Exercise task: Go through the data below. Pull out every line that has the word "Norm".

Extracted information:
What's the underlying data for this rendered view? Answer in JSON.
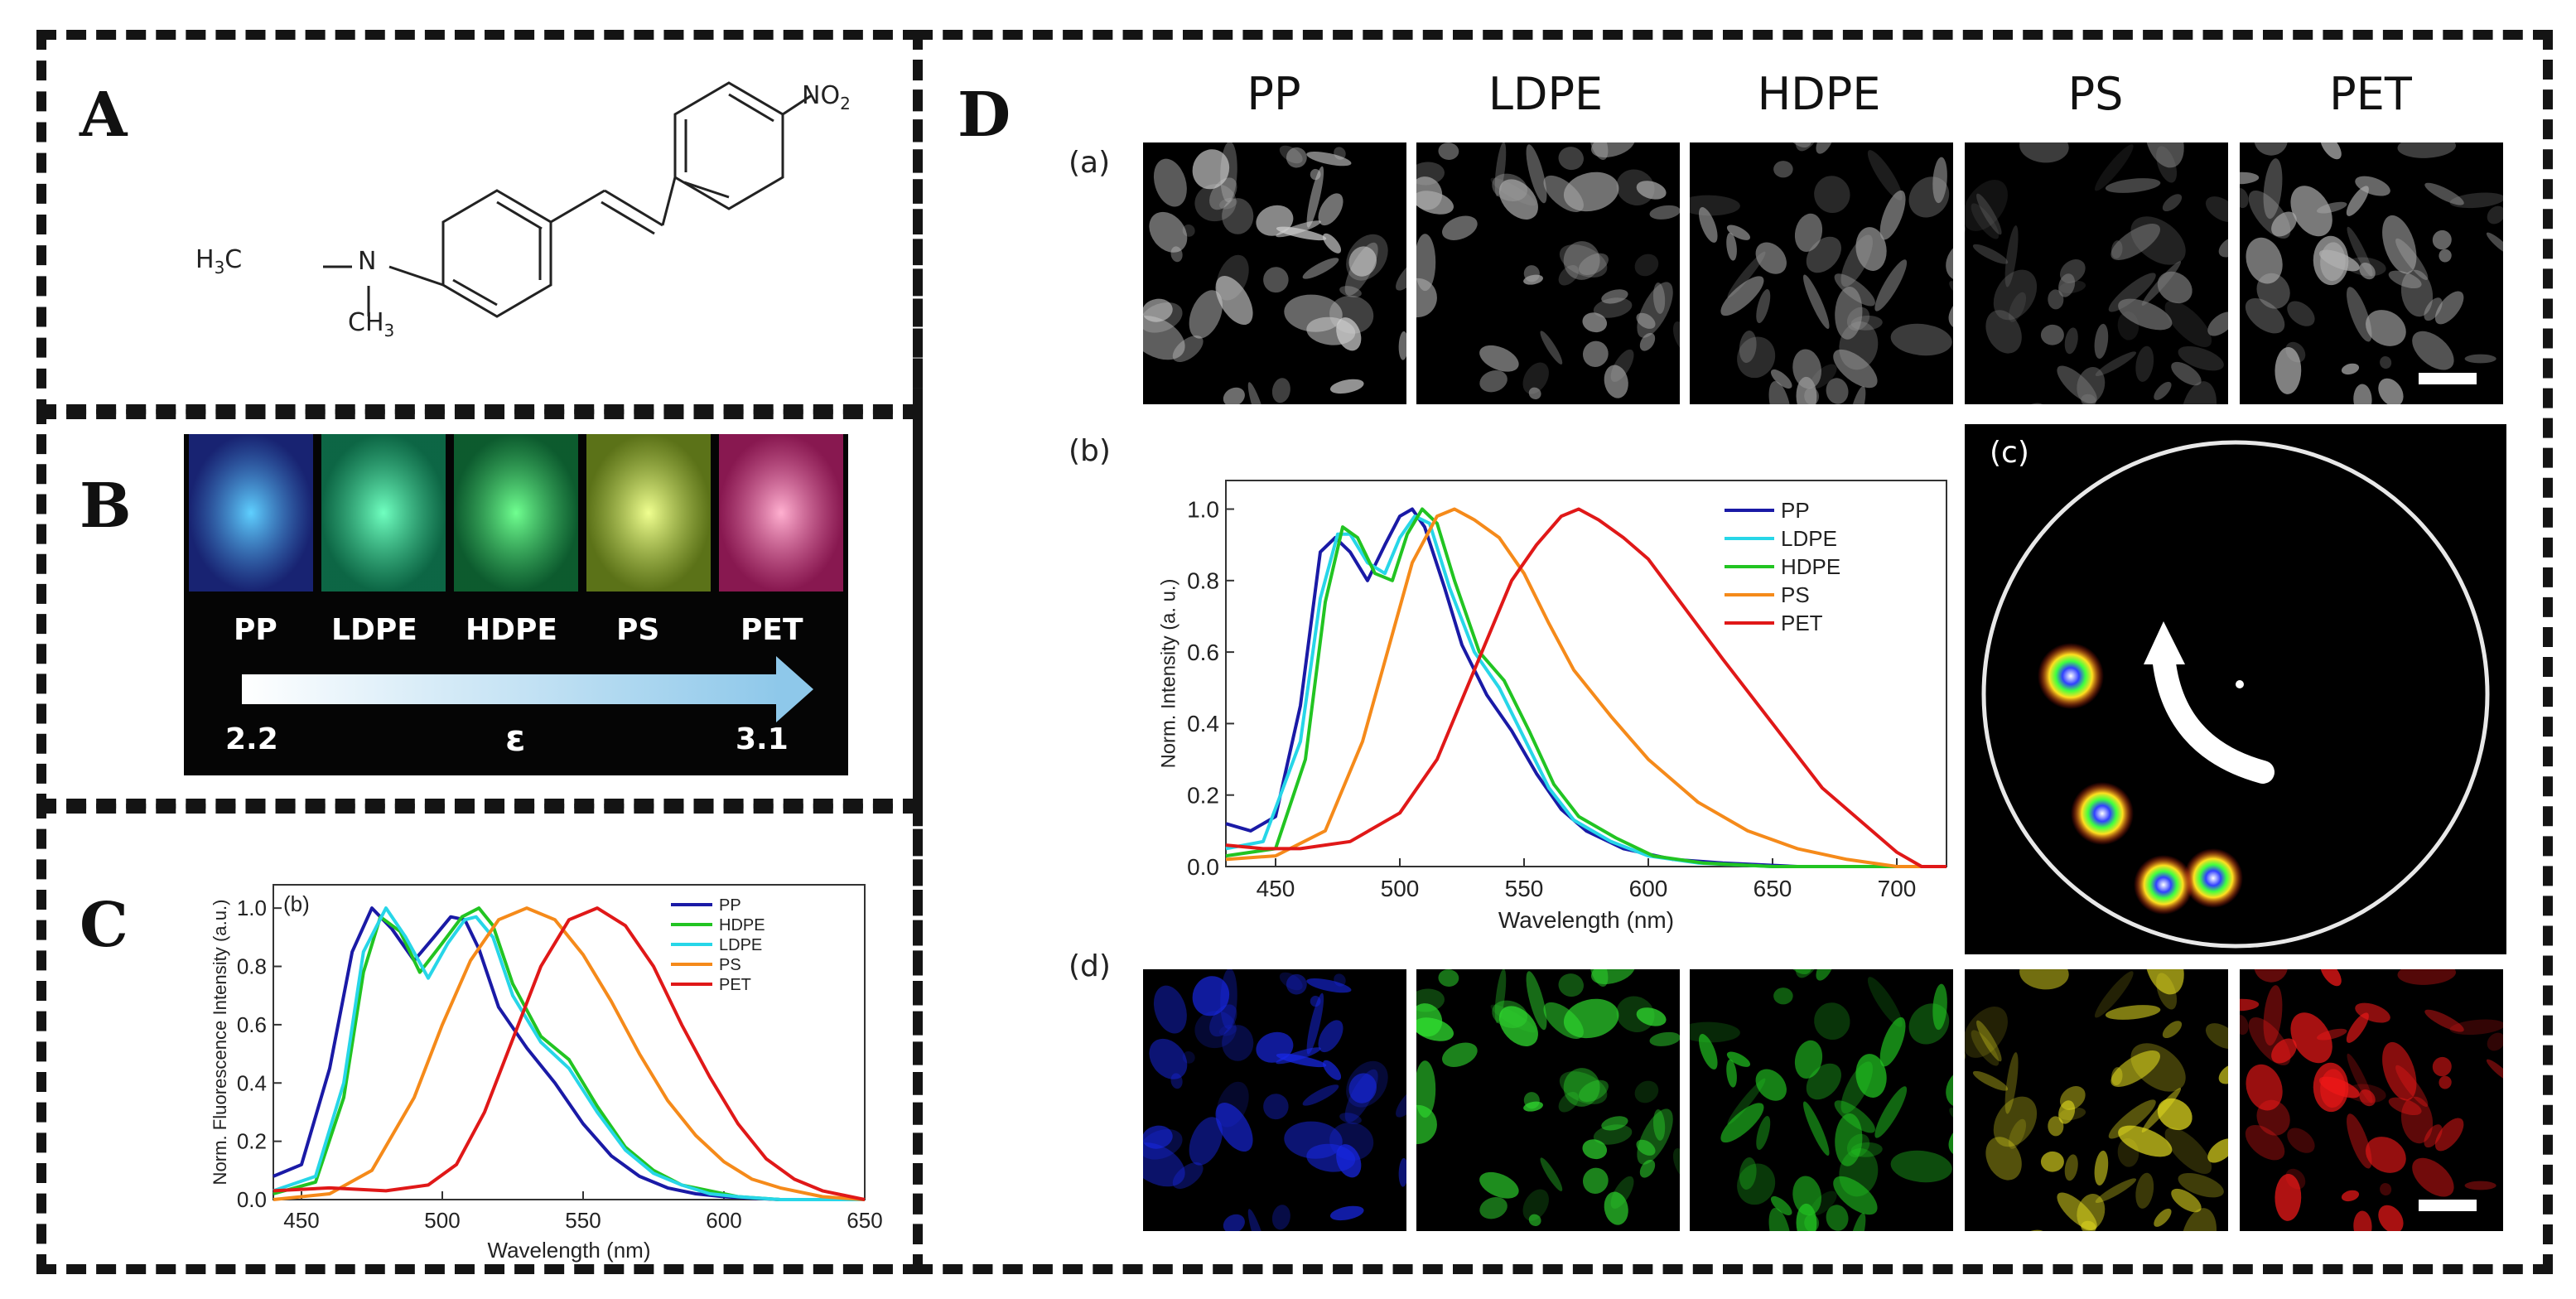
{
  "panels": {
    "A": {
      "letter": "A",
      "molecule": {
        "no2": "NO2",
        "h3c": "H3C",
        "n": "N",
        "ch3": "CH3"
      }
    },
    "B": {
      "letter": "B",
      "labels": [
        "PP",
        "LDPE",
        "HDPE",
        "PS",
        "PET"
      ],
      "eps_symbol": "ε",
      "eps_low": "2.2",
      "eps_high": "3.1"
    },
    "C": {
      "letter": "C",
      "sublabel": "(b)"
    },
    "D": {
      "letter": "D",
      "columns": [
        "PP",
        "LDPE",
        "HDPE",
        "PS",
        "PET"
      ],
      "row_labels": {
        "a": "(a)",
        "b": "(b)",
        "c": "(c)",
        "d": "(d)"
      },
      "channel_colors": [
        "#1020e0",
        "#20d020",
        "#20c020",
        "#e8e020",
        "#f01010"
      ]
    }
  },
  "chart_data": [
    {
      "id": "C",
      "type": "line",
      "title": "",
      "sublabel": "(b)",
      "xlabel": "Wavelength (nm)",
      "ylabel": "Norm. Fluorescence Intensity (a.u.)",
      "xlim": [
        440,
        650
      ],
      "ylim": [
        0,
        1.08
      ],
      "xticks": [
        450,
        500,
        550,
        600,
        650
      ],
      "yticks": [
        0.0,
        0.2,
        0.4,
        0.6,
        0.8,
        1.0
      ],
      "legend_position": "top-right",
      "series": [
        {
          "name": "PP",
          "color": "#1a1aa6",
          "x": [
            440,
            450,
            460,
            468,
            475,
            482,
            490,
            497,
            503,
            508,
            513,
            520,
            530,
            540,
            550,
            560,
            570,
            580,
            590,
            600,
            620,
            640,
            650
          ],
          "y": [
            0.08,
            0.12,
            0.45,
            0.85,
            1.0,
            0.93,
            0.82,
            0.9,
            0.97,
            0.96,
            0.86,
            0.66,
            0.52,
            0.4,
            0.26,
            0.15,
            0.08,
            0.04,
            0.02,
            0.01,
            0.0,
            0.0,
            0.0
          ]
        },
        {
          "name": "HDPE",
          "color": "#22c422",
          "x": [
            440,
            455,
            465,
            472,
            478,
            485,
            492,
            500,
            507,
            513,
            518,
            525,
            535,
            545,
            555,
            565,
            575,
            585,
            595,
            605,
            620,
            640,
            650
          ],
          "y": [
            0.02,
            0.06,
            0.35,
            0.78,
            0.97,
            0.92,
            0.78,
            0.88,
            0.97,
            1.0,
            0.94,
            0.74,
            0.56,
            0.48,
            0.32,
            0.18,
            0.1,
            0.05,
            0.03,
            0.01,
            0.0,
            0.0,
            0.0
          ]
        },
        {
          "name": "LDPE",
          "color": "#27d6e8",
          "x": [
            440,
            455,
            465,
            472,
            480,
            487,
            495,
            502,
            508,
            512,
            518,
            525,
            535,
            545,
            555,
            565,
            575,
            585,
            595,
            605,
            620,
            640,
            650
          ],
          "y": [
            0.03,
            0.08,
            0.4,
            0.85,
            1.0,
            0.9,
            0.76,
            0.88,
            0.96,
            0.97,
            0.9,
            0.7,
            0.54,
            0.45,
            0.3,
            0.17,
            0.09,
            0.05,
            0.02,
            0.01,
            0.0,
            0.0,
            0.0
          ]
        },
        {
          "name": "PS",
          "color": "#f58a1a",
          "x": [
            440,
            460,
            475,
            490,
            500,
            510,
            520,
            530,
            540,
            550,
            560,
            570,
            580,
            590,
            600,
            610,
            620,
            635,
            650
          ],
          "y": [
            0.0,
            0.02,
            0.1,
            0.35,
            0.6,
            0.82,
            0.96,
            1.0,
            0.96,
            0.84,
            0.68,
            0.5,
            0.34,
            0.22,
            0.13,
            0.07,
            0.04,
            0.01,
            0.0
          ]
        },
        {
          "name": "PET",
          "color": "#e01818",
          "x": [
            440,
            460,
            480,
            495,
            505,
            515,
            525,
            535,
            545,
            555,
            565,
            575,
            585,
            595,
            605,
            615,
            625,
            635,
            645,
            650
          ],
          "y": [
            0.03,
            0.04,
            0.03,
            0.05,
            0.12,
            0.3,
            0.55,
            0.8,
            0.96,
            1.0,
            0.94,
            0.8,
            0.6,
            0.42,
            0.26,
            0.14,
            0.07,
            0.03,
            0.01,
            0.0
          ]
        }
      ]
    },
    {
      "id": "D-b",
      "type": "line",
      "title": "",
      "sublabel": "(b)",
      "xlabel": "Wavelength (nm)",
      "ylabel": "Norm. Intensity (a. u.)",
      "xlim": [
        430,
        720
      ],
      "ylim": [
        0,
        1.08
      ],
      "xticks": [
        450,
        500,
        550,
        600,
        650,
        700
      ],
      "yticks": [
        0.0,
        0.2,
        0.4,
        0.6,
        0.8,
        1.0
      ],
      "legend_position": "top-right",
      "series": [
        {
          "name": "PP",
          "color": "#1a1aa6",
          "x": [
            430,
            440,
            450,
            460,
            468,
            474,
            480,
            487,
            494,
            500,
            505,
            510,
            518,
            525,
            535,
            545,
            555,
            565,
            575,
            590,
            610,
            630,
            660,
            700,
            720
          ],
          "y": [
            0.12,
            0.1,
            0.14,
            0.45,
            0.88,
            0.92,
            0.88,
            0.8,
            0.9,
            0.98,
            1.0,
            0.95,
            0.78,
            0.62,
            0.48,
            0.38,
            0.26,
            0.16,
            0.1,
            0.05,
            0.02,
            0.01,
            0.0,
            0.0,
            0.0
          ]
        },
        {
          "name": "LDPE",
          "color": "#27d6e8",
          "x": [
            430,
            445,
            460,
            468,
            475,
            480,
            487,
            494,
            500,
            506,
            512,
            520,
            530,
            540,
            550,
            560,
            570,
            585,
            600,
            620,
            650,
            700,
            720
          ],
          "y": [
            0.05,
            0.07,
            0.35,
            0.75,
            0.93,
            0.93,
            0.85,
            0.82,
            0.92,
            0.98,
            0.96,
            0.78,
            0.6,
            0.5,
            0.36,
            0.22,
            0.13,
            0.07,
            0.03,
            0.01,
            0.0,
            0.0,
            0.0
          ]
        },
        {
          "name": "HDPE",
          "color": "#22c422",
          "x": [
            430,
            450,
            462,
            470,
            477,
            483,
            490,
            497,
            503,
            509,
            515,
            522,
            532,
            542,
            552,
            562,
            572,
            587,
            602,
            622,
            650,
            700,
            720
          ],
          "y": [
            0.03,
            0.05,
            0.3,
            0.74,
            0.95,
            0.92,
            0.82,
            0.8,
            0.93,
            1.0,
            0.96,
            0.8,
            0.6,
            0.52,
            0.38,
            0.23,
            0.14,
            0.08,
            0.03,
            0.01,
            0.0,
            0.0,
            0.0
          ]
        },
        {
          "name": "PS",
          "color": "#f58a1a",
          "x": [
            430,
            450,
            470,
            485,
            495,
            505,
            515,
            522,
            530,
            540,
            550,
            560,
            570,
            585,
            600,
            620,
            640,
            660,
            680,
            700,
            720
          ],
          "y": [
            0.02,
            0.03,
            0.1,
            0.35,
            0.6,
            0.85,
            0.98,
            1.0,
            0.97,
            0.92,
            0.82,
            0.68,
            0.55,
            0.42,
            0.3,
            0.18,
            0.1,
            0.05,
            0.02,
            0.0,
            0.0
          ]
        },
        {
          "name": "PET",
          "color": "#e01818",
          "x": [
            430,
            445,
            460,
            480,
            500,
            515,
            530,
            545,
            555,
            565,
            572,
            580,
            590,
            600,
            615,
            630,
            650,
            670,
            690,
            700,
            710,
            720
          ],
          "y": [
            0.06,
            0.05,
            0.05,
            0.07,
            0.15,
            0.3,
            0.55,
            0.8,
            0.9,
            0.98,
            1.0,
            0.97,
            0.92,
            0.86,
            0.72,
            0.58,
            0.4,
            0.22,
            0.1,
            0.04,
            0.0,
            0.0
          ]
        }
      ]
    }
  ]
}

Solution for this exercise:
      "ylabel": "Norm. Fluorescence Intensity (a.u.)",
      "ylabel": "Norm. Intensity (a. u.)",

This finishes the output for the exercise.